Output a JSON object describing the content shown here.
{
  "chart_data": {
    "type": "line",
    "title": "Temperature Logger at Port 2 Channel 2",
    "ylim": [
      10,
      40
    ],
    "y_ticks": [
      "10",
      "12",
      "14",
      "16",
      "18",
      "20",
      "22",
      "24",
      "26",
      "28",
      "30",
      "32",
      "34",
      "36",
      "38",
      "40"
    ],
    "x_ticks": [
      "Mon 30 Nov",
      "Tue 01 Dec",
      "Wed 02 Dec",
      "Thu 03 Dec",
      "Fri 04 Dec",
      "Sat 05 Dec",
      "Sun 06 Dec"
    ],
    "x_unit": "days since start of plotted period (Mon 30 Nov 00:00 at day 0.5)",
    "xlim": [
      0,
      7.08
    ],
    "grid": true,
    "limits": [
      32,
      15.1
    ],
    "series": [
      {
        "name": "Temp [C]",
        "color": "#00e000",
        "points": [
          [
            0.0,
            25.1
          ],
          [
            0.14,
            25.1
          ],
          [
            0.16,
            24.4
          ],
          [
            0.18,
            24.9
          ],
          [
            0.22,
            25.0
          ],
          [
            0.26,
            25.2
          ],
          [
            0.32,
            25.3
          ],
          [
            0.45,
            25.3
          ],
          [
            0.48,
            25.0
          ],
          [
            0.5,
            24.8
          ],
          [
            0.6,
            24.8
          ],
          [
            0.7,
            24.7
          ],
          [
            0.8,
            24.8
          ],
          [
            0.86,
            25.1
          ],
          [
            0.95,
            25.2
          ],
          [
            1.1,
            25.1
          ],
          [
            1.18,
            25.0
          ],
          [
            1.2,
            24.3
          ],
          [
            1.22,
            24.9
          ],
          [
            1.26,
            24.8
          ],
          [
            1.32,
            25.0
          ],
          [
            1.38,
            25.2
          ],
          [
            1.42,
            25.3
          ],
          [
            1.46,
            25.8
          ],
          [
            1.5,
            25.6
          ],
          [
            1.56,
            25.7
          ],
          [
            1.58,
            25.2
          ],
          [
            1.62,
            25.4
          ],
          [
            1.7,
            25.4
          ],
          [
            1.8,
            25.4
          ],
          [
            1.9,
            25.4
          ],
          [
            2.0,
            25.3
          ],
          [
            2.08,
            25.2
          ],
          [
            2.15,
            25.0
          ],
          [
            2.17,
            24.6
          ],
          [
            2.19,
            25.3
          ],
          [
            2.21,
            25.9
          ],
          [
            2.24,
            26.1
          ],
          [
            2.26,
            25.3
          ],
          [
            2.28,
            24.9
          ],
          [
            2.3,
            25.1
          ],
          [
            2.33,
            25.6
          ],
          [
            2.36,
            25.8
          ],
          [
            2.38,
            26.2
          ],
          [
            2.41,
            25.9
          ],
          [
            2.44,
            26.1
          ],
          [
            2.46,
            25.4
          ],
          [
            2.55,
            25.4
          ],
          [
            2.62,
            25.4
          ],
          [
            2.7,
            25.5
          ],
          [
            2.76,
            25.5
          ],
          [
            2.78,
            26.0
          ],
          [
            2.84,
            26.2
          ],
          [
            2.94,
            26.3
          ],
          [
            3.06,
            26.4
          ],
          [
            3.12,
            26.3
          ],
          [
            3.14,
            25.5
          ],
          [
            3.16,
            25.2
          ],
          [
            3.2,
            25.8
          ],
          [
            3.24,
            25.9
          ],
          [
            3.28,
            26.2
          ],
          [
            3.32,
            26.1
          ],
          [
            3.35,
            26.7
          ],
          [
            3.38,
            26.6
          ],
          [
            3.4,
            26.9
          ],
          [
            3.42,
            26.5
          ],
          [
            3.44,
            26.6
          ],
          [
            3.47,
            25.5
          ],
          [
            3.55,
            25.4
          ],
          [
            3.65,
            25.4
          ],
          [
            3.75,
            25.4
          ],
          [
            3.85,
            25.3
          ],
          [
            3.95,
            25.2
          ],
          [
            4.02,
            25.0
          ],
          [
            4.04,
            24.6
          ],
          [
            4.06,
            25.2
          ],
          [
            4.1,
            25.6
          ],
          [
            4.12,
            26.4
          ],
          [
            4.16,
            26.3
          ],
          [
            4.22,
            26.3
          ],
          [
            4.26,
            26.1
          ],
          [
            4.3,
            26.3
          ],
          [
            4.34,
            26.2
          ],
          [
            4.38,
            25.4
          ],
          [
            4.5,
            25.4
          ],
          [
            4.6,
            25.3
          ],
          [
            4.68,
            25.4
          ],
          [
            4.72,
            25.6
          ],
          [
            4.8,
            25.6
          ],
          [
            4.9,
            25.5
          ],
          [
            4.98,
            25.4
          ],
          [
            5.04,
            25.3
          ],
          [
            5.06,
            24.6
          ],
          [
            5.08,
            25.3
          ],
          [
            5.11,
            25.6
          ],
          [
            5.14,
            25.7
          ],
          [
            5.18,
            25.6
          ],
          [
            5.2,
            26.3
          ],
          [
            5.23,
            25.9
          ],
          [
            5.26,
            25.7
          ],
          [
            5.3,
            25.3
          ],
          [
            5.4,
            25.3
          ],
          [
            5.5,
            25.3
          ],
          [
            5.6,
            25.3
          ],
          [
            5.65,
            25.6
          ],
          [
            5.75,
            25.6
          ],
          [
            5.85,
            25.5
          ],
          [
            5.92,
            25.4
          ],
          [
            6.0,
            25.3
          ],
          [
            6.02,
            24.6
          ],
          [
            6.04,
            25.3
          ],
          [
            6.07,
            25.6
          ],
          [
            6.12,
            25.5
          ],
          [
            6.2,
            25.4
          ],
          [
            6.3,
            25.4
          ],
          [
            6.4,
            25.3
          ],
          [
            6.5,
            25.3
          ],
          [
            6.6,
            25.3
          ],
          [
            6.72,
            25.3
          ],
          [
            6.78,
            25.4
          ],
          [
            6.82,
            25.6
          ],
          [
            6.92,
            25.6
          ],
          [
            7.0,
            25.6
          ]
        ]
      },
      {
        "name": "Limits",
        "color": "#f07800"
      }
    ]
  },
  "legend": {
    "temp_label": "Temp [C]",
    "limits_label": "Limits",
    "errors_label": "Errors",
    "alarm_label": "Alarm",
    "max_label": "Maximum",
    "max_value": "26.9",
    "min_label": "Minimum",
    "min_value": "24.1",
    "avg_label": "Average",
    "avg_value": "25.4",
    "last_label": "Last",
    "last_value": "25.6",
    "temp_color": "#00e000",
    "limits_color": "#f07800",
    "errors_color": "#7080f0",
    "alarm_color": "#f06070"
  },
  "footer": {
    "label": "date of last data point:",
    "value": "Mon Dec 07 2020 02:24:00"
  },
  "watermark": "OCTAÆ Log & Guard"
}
※ ※ ※
▶ **Work to do**:
Restate the listing in full, word for word.

▶ **Response below**:
Output a JSON object describing the content shown here.
{
  "chart_data": {
    "type": "line",
    "title": "Temperature Logger at Port 2 Channel 2",
    "ylim": [
      10,
      40
    ],
    "y_ticks": [
      "10",
      "12",
      "14",
      "16",
      "18",
      "20",
      "22",
      "24",
      "26",
      "28",
      "30",
      "32",
      "34",
      "36",
      "38",
      "40"
    ],
    "x_ticks": [
      "Mon 30 Nov",
      "Tue 01 Dec",
      "Wed 02 Dec",
      "Thu 03 Dec",
      "Fri 04 Dec",
      "Sat 05 Dec",
      "Sun 06 Dec"
    ],
    "x_unit": "days since start of plotted period (Mon 30 Nov 00:00 at day 0.5)",
    "xlim": [
      0,
      7.08
    ],
    "grid": true,
    "limits": [
      32,
      15.1
    ],
    "series": [
      {
        "name": "Temp [C]",
        "color": "#00e000",
        "points": [
          [
            0.0,
            25.1
          ],
          [
            0.14,
            25.1
          ],
          [
            0.16,
            24.4
          ],
          [
            0.18,
            24.9
          ],
          [
            0.22,
            25.0
          ],
          [
            0.26,
            25.2
          ],
          [
            0.32,
            25.3
          ],
          [
            0.45,
            25.3
          ],
          [
            0.48,
            25.0
          ],
          [
            0.5,
            24.8
          ],
          [
            0.6,
            24.8
          ],
          [
            0.7,
            24.7
          ],
          [
            0.8,
            24.8
          ],
          [
            0.86,
            25.1
          ],
          [
            0.95,
            25.2
          ],
          [
            1.1,
            25.1
          ],
          [
            1.18,
            25.0
          ],
          [
            1.2,
            24.3
          ],
          [
            1.22,
            24.9
          ],
          [
            1.26,
            24.8
          ],
          [
            1.32,
            25.0
          ],
          [
            1.38,
            25.2
          ],
          [
            1.42,
            25.3
          ],
          [
            1.46,
            25.8
          ],
          [
            1.5,
            25.6
          ],
          [
            1.56,
            25.7
          ],
          [
            1.58,
            25.2
          ],
          [
            1.62,
            25.4
          ],
          [
            1.7,
            25.4
          ],
          [
            1.8,
            25.4
          ],
          [
            1.9,
            25.4
          ],
          [
            2.0,
            25.3
          ],
          [
            2.08,
            25.2
          ],
          [
            2.15,
            25.0
          ],
          [
            2.17,
            24.6
          ],
          [
            2.19,
            25.3
          ],
          [
            2.21,
            25.9
          ],
          [
            2.24,
            26.1
          ],
          [
            2.26,
            25.3
          ],
          [
            2.28,
            24.9
          ],
          [
            2.3,
            25.1
          ],
          [
            2.33,
            25.6
          ],
          [
            2.36,
            25.8
          ],
          [
            2.38,
            26.2
          ],
          [
            2.41,
            25.9
          ],
          [
            2.44,
            26.1
          ],
          [
            2.46,
            25.4
          ],
          [
            2.55,
            25.4
          ],
          [
            2.62,
            25.4
          ],
          [
            2.7,
            25.5
          ],
          [
            2.76,
            25.5
          ],
          [
            2.78,
            26.0
          ],
          [
            2.84,
            26.2
          ],
          [
            2.94,
            26.3
          ],
          [
            3.06,
            26.4
          ],
          [
            3.12,
            26.3
          ],
          [
            3.14,
            25.5
          ],
          [
            3.16,
            25.2
          ],
          [
            3.2,
            25.8
          ],
          [
            3.24,
            25.9
          ],
          [
            3.28,
            26.2
          ],
          [
            3.32,
            26.1
          ],
          [
            3.35,
            26.7
          ],
          [
            3.38,
            26.6
          ],
          [
            3.4,
            26.9
          ],
          [
            3.42,
            26.5
          ],
          [
            3.44,
            26.6
          ],
          [
            3.47,
            25.5
          ],
          [
            3.55,
            25.4
          ],
          [
            3.65,
            25.4
          ],
          [
            3.75,
            25.4
          ],
          [
            3.85,
            25.3
          ],
          [
            3.95,
            25.2
          ],
          [
            4.02,
            25.0
          ],
          [
            4.04,
            24.6
          ],
          [
            4.06,
            25.2
          ],
          [
            4.1,
            25.6
          ],
          [
            4.12,
            26.4
          ],
          [
            4.16,
            26.3
          ],
          [
            4.22,
            26.3
          ],
          [
            4.26,
            26.1
          ],
          [
            4.3,
            26.3
          ],
          [
            4.34,
            26.2
          ],
          [
            4.38,
            25.4
          ],
          [
            4.5,
            25.4
          ],
          [
            4.6,
            25.3
          ],
          [
            4.68,
            25.4
          ],
          [
            4.72,
            25.6
          ],
          [
            4.8,
            25.6
          ],
          [
            4.9,
            25.5
          ],
          [
            4.98,
            25.4
          ],
          [
            5.04,
            25.3
          ],
          [
            5.06,
            24.6
          ],
          [
            5.08,
            25.3
          ],
          [
            5.11,
            25.6
          ],
          [
            5.14,
            25.7
          ],
          [
            5.18,
            25.6
          ],
          [
            5.2,
            26.3
          ],
          [
            5.23,
            25.9
          ],
          [
            5.26,
            25.7
          ],
          [
            5.3,
            25.3
          ],
          [
            5.4,
            25.3
          ],
          [
            5.5,
            25.3
          ],
          [
            5.6,
            25.3
          ],
          [
            5.65,
            25.6
          ],
          [
            5.75,
            25.6
          ],
          [
            5.85,
            25.5
          ],
          [
            5.92,
            25.4
          ],
          [
            6.0,
            25.3
          ],
          [
            6.02,
            24.6
          ],
          [
            6.04,
            25.3
          ],
          [
            6.07,
            25.6
          ],
          [
            6.12,
            25.5
          ],
          [
            6.2,
            25.4
          ],
          [
            6.3,
            25.4
          ],
          [
            6.4,
            25.3
          ],
          [
            6.5,
            25.3
          ],
          [
            6.6,
            25.3
          ],
          [
            6.72,
            25.3
          ],
          [
            6.78,
            25.4
          ],
          [
            6.82,
            25.6
          ],
          [
            6.92,
            25.6
          ],
          [
            7.0,
            25.6
          ]
        ]
      },
      {
        "name": "Limits",
        "color": "#f07800"
      }
    ]
  },
  "legend": {
    "temp_label": "Temp [C]",
    "limits_label": "Limits",
    "errors_label": "Errors",
    "alarm_label": "Alarm",
    "max_label": "Maximum",
    "max_value": "26.9",
    "min_label": "Minimum",
    "min_value": "24.1",
    "avg_label": "Average",
    "avg_value": "25.4",
    "last_label": "Last",
    "last_value": "25.6",
    "temp_color": "#00e000",
    "limits_color": "#f07800",
    "errors_color": "#7080f0",
    "alarm_color": "#f06070"
  },
  "footer": {
    "label": "date of last data point:",
    "value": "Mon Dec 07 2020 02:24:00"
  },
  "watermark": "OCTAÆ Log & Guard"
}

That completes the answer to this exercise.